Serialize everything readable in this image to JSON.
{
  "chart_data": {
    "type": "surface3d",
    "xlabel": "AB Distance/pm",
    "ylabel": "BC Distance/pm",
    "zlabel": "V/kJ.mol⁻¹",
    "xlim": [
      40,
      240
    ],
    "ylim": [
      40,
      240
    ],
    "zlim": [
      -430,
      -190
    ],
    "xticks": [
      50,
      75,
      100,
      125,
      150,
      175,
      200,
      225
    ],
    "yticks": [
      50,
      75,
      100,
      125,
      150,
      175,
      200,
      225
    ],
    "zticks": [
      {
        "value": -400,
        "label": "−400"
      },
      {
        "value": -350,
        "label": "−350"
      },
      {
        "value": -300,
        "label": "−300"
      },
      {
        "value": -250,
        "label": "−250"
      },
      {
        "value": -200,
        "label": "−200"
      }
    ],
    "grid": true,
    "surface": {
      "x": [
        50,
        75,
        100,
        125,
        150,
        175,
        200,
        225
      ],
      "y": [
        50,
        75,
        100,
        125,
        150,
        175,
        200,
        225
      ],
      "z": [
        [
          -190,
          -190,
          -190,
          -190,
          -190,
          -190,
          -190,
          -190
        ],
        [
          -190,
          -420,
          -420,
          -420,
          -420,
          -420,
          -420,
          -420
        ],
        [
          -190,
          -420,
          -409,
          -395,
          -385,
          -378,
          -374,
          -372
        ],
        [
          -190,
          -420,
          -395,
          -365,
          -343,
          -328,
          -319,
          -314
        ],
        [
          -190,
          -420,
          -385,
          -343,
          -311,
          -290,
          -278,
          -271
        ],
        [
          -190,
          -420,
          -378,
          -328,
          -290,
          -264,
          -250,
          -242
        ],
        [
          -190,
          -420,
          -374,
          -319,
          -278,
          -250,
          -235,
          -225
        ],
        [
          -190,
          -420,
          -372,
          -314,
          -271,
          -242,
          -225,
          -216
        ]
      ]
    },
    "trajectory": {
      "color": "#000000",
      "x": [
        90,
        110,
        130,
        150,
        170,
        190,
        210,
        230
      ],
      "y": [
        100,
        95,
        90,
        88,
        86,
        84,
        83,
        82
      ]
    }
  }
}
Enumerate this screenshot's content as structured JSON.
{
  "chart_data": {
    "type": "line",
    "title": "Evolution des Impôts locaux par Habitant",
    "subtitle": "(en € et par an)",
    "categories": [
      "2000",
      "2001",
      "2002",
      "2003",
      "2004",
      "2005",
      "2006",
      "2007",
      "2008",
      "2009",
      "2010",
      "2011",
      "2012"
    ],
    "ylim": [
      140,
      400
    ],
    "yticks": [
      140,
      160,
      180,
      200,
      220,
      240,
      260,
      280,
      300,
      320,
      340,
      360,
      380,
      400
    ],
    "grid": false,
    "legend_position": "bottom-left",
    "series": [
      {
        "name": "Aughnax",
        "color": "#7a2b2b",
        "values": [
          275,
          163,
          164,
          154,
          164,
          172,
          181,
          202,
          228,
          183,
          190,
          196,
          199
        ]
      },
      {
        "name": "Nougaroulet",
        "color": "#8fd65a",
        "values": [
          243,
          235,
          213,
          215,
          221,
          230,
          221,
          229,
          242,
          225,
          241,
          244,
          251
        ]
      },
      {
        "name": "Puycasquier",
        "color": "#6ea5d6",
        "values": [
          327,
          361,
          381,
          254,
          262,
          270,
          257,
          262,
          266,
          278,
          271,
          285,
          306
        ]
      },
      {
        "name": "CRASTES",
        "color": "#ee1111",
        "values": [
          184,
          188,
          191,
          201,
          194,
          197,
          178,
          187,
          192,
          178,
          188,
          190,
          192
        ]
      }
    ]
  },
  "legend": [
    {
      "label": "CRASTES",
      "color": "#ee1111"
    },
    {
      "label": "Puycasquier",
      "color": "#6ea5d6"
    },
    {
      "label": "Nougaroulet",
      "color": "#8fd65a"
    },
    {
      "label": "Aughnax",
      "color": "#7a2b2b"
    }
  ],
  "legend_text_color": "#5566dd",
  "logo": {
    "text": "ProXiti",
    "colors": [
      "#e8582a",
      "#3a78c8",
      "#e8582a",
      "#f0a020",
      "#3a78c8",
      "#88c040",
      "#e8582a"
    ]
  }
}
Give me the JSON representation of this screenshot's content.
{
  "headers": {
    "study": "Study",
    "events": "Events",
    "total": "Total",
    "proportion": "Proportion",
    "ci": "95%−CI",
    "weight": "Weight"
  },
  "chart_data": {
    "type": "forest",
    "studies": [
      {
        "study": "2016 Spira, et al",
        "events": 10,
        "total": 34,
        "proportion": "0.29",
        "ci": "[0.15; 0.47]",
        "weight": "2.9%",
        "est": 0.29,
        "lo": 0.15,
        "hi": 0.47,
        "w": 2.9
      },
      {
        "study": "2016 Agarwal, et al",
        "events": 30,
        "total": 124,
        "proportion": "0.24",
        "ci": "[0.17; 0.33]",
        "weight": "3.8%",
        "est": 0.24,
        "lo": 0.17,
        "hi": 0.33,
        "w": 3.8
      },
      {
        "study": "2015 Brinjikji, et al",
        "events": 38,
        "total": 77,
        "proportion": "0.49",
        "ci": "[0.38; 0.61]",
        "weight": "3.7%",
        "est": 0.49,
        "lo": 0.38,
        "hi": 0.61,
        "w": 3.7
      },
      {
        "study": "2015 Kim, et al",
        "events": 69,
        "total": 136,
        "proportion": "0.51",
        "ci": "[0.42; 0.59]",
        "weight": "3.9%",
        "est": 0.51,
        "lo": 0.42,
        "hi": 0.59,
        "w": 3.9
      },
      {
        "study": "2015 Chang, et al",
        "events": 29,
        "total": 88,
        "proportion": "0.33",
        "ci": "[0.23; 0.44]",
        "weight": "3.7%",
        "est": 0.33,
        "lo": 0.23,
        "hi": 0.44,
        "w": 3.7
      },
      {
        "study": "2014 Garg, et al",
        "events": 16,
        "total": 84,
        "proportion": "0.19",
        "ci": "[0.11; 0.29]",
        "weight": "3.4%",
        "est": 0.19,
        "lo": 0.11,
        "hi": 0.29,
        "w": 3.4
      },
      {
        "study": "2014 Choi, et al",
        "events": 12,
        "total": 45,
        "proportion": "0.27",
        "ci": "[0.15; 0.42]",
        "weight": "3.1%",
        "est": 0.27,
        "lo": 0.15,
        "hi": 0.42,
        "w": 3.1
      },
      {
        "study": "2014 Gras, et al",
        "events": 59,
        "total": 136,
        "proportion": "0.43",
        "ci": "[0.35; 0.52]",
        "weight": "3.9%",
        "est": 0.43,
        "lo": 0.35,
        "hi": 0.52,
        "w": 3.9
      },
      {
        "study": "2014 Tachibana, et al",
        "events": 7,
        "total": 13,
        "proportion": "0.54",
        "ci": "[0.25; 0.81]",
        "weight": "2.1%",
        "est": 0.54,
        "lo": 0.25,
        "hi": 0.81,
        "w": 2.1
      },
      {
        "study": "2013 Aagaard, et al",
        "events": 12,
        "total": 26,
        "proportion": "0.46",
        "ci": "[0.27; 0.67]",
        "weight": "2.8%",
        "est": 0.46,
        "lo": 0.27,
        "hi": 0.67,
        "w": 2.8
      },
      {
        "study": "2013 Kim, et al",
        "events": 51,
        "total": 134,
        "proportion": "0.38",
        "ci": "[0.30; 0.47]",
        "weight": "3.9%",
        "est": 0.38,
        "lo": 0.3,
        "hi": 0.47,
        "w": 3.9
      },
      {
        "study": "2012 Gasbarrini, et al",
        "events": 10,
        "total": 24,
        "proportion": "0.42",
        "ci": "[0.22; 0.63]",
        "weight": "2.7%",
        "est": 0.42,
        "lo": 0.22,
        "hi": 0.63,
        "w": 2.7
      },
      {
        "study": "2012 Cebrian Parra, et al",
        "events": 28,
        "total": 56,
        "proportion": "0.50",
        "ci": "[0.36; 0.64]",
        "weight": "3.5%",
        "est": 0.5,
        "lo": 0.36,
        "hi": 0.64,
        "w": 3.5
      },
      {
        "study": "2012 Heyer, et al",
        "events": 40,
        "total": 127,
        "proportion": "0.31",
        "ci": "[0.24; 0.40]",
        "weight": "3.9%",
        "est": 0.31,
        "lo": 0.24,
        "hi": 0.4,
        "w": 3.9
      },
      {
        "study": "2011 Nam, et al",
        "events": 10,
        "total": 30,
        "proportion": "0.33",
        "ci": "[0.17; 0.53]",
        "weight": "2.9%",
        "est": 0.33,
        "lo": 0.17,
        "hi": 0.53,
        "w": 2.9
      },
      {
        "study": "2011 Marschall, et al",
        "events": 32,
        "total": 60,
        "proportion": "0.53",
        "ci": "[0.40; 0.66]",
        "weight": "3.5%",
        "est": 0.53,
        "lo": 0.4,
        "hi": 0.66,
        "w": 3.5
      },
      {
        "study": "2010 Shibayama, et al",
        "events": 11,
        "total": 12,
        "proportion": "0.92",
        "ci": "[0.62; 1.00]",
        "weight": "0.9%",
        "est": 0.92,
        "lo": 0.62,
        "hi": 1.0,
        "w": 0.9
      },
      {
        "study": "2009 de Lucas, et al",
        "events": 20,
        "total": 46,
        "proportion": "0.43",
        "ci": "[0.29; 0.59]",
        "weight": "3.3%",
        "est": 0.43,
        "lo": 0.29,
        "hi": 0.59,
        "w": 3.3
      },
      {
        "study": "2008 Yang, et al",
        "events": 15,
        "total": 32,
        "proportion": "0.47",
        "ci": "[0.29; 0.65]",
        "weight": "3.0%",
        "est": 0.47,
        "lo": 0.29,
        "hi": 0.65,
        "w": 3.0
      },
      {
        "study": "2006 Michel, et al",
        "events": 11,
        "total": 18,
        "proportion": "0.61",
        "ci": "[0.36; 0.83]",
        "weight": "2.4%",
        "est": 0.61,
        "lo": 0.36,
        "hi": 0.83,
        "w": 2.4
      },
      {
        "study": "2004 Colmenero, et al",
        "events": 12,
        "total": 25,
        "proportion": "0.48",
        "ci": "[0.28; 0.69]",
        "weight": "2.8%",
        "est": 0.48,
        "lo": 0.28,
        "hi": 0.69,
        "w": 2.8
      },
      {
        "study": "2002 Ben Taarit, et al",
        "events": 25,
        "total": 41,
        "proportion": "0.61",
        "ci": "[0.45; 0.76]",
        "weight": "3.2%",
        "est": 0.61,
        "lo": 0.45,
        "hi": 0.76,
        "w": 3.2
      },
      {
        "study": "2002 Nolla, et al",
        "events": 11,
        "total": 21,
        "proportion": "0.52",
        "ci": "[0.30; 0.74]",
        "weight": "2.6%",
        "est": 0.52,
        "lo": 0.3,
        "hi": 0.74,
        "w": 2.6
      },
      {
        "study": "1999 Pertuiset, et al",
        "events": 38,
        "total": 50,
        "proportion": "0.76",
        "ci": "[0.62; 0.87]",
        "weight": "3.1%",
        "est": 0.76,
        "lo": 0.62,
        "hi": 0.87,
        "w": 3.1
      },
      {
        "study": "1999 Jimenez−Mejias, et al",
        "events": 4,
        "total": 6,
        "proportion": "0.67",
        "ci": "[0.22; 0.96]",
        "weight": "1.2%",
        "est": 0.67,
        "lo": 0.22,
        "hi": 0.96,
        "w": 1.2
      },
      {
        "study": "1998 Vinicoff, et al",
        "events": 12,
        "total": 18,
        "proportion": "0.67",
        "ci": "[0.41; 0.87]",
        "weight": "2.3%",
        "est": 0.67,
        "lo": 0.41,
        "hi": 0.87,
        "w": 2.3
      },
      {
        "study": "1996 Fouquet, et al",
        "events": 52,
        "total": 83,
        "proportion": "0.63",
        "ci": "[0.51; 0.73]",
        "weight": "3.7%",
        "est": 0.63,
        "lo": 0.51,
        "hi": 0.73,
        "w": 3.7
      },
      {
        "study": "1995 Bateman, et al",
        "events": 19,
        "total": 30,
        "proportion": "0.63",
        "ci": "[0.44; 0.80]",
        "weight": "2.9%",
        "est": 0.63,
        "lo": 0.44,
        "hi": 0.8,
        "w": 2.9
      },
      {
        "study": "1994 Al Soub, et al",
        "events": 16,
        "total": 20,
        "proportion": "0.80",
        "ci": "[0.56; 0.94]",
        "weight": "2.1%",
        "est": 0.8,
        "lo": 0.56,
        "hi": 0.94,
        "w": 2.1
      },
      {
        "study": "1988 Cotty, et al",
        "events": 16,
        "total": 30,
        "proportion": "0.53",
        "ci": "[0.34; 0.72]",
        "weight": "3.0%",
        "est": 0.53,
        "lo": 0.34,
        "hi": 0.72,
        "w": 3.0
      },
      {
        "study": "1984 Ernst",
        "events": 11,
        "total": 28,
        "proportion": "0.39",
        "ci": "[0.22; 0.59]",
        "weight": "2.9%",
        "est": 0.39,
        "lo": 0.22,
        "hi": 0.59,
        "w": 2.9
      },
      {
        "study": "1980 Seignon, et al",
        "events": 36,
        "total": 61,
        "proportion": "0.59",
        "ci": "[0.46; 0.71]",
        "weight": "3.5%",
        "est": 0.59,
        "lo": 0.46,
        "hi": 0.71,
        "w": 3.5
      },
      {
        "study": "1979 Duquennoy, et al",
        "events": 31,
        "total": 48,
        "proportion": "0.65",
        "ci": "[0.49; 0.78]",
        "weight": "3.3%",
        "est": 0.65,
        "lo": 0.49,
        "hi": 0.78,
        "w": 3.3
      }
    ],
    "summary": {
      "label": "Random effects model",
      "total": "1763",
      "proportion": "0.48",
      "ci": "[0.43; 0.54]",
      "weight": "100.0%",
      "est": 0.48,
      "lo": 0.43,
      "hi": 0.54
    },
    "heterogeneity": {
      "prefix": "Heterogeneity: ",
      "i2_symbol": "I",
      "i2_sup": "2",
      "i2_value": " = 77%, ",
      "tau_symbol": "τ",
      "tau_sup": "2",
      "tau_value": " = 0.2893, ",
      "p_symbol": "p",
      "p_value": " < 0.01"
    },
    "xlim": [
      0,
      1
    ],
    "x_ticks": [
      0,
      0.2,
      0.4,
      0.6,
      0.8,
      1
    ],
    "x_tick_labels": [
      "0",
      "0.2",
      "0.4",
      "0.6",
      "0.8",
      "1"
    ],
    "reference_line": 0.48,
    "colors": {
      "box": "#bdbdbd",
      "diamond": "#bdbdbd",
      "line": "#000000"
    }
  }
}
■ ■ ■
* **What you are asked to do**
Your answer should be a single number: the count of lines in the entries that contain the word "name".

* **Full solution**
4